● SELECTED PASSAGE:
Some better-ranked stocks in the Medical space are ShockWave Medical, Inc. SWAV, Assertio Holdings, Inc. ASRT and Acadia Healthcare Company, Inc. ACHC. While ShockWave Medical flaunts a Zacks Rank #1 (Strong Buy), Assertio and Acadia Healthcare carry a Zacks Rank #2 (Buy) at present. You can see the complete list of today’s Zacks #1 Rank stocks here.

ShockWave Medical’s earnings surpassed estimates in each of the last four quarters, the average surprise being 189.99%. The Zacks Consensus Estimate for SWAV’s 2022 earnings is pegged at $2.02 per share, which compares favorably with a loss of 26 cents reported in the year-ago period. The consensus mark for ShockWave Medical’s 2022 earnings has moved north by 9.8% in the past 30 days.

Assertio has a trailing four-quarter earnings surprise of 26.39%, on average. The Zacks Consensus Estimate for ASRT’s 2022 earnings is pegged at 40 cents per share, which compares favorably with the prior-year’s loss of 3 cents. The same for revenues implies 17.9% year-over-year growth. Assertio’s consensus mark for 2022 earnings has moved north by 8.1% in the past 60 days.

● Stored entries:
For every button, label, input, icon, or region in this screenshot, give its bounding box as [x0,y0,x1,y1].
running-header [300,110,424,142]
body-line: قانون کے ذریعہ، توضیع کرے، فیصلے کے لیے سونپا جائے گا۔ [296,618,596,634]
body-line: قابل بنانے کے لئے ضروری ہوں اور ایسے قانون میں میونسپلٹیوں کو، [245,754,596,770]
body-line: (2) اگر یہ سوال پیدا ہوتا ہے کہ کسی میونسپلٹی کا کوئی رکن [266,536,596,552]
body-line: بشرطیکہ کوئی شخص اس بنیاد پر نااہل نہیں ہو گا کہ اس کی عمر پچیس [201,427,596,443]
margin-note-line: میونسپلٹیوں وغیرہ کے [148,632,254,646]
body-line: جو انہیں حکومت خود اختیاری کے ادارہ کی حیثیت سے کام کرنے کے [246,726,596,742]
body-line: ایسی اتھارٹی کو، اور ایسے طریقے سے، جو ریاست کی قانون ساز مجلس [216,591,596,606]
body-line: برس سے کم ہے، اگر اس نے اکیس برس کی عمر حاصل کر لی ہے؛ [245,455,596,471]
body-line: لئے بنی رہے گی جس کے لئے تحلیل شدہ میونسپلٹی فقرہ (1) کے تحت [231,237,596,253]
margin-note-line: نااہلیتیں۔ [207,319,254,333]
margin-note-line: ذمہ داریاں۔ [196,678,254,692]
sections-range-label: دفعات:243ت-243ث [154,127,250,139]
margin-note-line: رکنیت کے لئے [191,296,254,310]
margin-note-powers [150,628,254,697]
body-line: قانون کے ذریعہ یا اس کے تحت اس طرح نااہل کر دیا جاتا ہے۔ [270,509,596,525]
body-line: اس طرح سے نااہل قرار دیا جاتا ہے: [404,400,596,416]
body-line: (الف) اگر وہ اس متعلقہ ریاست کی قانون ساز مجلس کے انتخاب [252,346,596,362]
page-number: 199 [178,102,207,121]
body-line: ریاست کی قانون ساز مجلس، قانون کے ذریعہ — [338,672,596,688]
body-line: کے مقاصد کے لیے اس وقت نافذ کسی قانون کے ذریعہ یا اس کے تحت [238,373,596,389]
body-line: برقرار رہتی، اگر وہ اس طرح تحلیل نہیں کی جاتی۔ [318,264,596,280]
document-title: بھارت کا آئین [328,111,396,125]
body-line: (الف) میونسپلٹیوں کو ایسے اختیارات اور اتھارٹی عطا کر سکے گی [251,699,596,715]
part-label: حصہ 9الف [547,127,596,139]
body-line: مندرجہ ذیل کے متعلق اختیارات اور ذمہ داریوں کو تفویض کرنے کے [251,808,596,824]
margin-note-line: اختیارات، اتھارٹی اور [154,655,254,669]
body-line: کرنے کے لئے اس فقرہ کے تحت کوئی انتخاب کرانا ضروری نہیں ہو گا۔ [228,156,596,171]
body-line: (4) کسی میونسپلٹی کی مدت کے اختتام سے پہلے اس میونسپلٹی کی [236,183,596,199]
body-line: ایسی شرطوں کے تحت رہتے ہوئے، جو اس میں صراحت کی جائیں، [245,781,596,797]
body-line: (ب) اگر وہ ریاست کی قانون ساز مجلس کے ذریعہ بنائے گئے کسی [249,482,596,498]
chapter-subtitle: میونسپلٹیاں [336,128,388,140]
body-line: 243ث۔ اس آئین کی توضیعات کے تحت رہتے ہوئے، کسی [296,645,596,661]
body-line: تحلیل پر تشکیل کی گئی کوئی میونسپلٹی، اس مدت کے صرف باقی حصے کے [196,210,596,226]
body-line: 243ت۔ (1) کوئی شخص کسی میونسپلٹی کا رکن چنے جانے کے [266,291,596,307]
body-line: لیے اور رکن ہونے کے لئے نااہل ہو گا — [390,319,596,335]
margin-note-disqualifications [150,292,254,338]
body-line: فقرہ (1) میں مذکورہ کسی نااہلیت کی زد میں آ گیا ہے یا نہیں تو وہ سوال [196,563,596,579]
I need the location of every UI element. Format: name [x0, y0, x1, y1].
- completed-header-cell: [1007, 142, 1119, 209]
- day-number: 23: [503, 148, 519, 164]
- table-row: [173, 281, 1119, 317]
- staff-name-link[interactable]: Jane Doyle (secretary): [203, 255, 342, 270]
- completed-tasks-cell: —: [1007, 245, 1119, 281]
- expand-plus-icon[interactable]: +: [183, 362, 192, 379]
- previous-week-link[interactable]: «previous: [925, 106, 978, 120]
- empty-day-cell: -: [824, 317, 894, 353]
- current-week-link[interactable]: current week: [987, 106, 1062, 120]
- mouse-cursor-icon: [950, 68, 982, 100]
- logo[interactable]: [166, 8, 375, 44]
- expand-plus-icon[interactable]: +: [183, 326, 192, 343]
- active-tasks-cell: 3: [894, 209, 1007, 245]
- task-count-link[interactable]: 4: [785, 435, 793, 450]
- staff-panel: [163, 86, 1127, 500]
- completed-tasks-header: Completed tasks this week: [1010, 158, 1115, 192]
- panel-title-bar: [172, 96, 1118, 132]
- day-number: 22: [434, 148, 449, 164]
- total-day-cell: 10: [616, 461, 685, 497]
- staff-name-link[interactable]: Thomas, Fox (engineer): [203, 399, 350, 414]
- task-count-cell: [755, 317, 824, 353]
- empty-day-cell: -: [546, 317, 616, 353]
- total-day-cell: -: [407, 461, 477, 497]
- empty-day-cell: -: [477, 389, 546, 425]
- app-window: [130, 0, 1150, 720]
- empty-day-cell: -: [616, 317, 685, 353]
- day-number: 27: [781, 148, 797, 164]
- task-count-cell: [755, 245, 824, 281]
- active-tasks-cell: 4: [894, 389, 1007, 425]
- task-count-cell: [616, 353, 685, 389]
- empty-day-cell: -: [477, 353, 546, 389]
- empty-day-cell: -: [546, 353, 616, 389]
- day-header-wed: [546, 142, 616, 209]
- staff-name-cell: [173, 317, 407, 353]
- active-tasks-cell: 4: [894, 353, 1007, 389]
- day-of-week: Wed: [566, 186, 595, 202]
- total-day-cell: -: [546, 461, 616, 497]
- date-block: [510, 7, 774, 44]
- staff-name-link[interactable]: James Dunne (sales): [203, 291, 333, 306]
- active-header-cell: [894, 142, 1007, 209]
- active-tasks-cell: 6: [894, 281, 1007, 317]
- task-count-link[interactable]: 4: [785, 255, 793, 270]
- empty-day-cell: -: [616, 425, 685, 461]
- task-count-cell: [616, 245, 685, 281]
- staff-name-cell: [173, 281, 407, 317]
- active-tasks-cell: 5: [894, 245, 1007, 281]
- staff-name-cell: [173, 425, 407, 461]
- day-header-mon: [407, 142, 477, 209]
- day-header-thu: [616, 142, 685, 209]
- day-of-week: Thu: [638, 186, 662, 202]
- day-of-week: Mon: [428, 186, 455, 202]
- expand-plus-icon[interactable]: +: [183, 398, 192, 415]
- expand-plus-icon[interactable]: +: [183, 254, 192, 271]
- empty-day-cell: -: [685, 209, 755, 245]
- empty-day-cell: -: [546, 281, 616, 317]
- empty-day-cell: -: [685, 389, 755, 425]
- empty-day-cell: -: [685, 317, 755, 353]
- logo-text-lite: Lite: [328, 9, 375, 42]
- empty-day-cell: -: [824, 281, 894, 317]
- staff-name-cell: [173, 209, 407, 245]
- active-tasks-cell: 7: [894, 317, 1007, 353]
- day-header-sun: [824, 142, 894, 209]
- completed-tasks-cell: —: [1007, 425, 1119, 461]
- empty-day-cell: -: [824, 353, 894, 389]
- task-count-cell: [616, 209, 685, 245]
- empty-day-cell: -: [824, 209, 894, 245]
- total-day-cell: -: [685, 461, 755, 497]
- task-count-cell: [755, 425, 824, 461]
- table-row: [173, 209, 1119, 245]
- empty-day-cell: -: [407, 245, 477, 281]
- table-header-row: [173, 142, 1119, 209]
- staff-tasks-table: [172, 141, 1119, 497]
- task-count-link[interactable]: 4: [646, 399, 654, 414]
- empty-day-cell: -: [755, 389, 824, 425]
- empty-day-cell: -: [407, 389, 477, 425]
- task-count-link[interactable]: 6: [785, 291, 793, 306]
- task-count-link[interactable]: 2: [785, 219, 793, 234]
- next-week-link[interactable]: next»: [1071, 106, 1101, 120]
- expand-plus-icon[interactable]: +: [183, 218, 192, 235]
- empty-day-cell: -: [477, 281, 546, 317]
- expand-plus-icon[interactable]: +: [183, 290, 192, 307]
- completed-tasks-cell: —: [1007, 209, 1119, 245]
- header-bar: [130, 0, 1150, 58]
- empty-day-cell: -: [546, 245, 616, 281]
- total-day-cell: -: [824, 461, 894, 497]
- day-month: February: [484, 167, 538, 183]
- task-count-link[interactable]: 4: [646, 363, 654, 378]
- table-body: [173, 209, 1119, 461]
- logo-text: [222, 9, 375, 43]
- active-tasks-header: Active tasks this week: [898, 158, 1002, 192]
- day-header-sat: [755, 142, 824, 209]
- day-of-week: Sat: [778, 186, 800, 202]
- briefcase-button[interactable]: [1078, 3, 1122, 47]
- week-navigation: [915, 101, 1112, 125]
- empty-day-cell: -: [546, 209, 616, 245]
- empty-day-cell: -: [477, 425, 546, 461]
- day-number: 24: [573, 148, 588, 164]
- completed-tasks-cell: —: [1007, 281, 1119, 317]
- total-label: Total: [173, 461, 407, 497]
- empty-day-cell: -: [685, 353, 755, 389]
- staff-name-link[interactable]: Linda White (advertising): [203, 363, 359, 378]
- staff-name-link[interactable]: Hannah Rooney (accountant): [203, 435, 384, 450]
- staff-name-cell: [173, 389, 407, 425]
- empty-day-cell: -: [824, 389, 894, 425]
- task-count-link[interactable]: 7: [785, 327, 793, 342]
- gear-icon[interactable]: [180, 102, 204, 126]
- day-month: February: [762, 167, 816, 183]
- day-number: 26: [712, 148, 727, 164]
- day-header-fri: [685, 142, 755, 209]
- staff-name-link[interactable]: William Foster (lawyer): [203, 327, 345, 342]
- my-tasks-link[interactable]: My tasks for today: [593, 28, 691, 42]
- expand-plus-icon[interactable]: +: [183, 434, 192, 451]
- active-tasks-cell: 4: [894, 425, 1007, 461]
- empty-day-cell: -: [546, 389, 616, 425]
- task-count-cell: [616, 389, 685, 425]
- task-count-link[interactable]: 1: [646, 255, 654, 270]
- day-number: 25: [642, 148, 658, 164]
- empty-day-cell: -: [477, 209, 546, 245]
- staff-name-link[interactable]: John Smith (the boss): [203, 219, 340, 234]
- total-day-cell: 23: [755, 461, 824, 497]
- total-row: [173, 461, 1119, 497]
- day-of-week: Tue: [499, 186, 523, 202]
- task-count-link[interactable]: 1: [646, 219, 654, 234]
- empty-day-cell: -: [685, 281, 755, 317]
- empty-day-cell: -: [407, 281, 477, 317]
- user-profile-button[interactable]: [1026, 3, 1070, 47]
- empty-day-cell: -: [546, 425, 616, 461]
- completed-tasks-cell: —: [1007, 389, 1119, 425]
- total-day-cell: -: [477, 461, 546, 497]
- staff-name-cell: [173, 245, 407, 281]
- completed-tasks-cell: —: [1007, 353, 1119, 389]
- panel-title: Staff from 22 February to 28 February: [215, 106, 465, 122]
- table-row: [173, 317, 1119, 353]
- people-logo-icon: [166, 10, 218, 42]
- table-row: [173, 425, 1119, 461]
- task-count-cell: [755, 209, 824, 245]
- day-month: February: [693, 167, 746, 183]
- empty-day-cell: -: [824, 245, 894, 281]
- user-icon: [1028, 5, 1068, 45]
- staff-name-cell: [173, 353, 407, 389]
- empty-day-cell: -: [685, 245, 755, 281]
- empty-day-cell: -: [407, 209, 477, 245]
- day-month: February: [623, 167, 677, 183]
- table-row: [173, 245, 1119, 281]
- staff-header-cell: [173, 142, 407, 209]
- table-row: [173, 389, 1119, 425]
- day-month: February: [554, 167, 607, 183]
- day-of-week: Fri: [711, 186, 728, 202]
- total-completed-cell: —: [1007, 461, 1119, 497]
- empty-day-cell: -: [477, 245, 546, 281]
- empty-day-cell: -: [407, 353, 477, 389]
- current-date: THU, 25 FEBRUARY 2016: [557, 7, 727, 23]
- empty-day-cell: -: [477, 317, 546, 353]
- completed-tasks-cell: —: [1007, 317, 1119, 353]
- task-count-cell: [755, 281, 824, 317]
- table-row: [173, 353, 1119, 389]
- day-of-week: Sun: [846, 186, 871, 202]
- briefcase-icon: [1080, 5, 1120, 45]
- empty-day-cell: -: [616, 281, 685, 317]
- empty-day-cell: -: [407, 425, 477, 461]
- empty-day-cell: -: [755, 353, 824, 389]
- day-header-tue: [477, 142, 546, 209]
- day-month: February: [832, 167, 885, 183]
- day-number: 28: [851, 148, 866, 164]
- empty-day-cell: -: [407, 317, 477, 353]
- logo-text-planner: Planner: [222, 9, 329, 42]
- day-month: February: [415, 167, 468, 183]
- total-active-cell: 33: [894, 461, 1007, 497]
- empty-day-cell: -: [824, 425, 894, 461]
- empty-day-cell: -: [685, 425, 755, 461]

● REQUIRED ACTIONS:
#1 Decide whether each statement agrees with the passage on medical stocks, answering yes or no and quoting the words that settle it: (a) Assertio carries a Zacks Rank #1. (b) ShockWave Medical's earnings beat estimates in each of the last four quarters. (c) The consensus mark for Assertio's 2022 earnings rose 8.1% over the past 30 days.
#2 According to the passage on medical stocks, why does the 2022 earnings estimate for SWAV compare favorably? Answer in one to three sentences.
#3 Write the next paragraph of the passage on medical stocks, continuing after its final sentence.
The stored entries are separate material, unrelated to the passage on medical stocks.

● EXERCISE RESPONSES:
#1
(a) No: "Assertio and Acadia Healthcare carry a Zacks Rank #2 (Buy) at present."
(b) Yes: "ShockWave Medical’s earnings surpassed estimates in each of the last four quarters"
(c) No: "Assertio’s consensus mark for 2022 earnings has moved north by 8.1% in the past 60 days."

#2 The Zacks Consensus Estimate for SWAV's 2022 earnings is $2.02 per share. That compares favorably with the loss of 26 cents reported in the year-ago period.

#3
Acadia Healthcare’s earnings beat earnings estimates in two of the trailing four quarters, matched once and missed the remaining one, the average surprise being 4.40%. The Zacks Consensus Estimate for ACHC’s 2022 earnings suggests an improvement of 19.1% from the year-ago reported figure, while the same for revenues indicates growth of 12.1%. Acadia Healthcare has a VGM Score of B.

Shares of ShockWave Medical, Assertio and Acadia Healthcare have gained 22.6%, 114%, and 26.2%, respectively, in a year.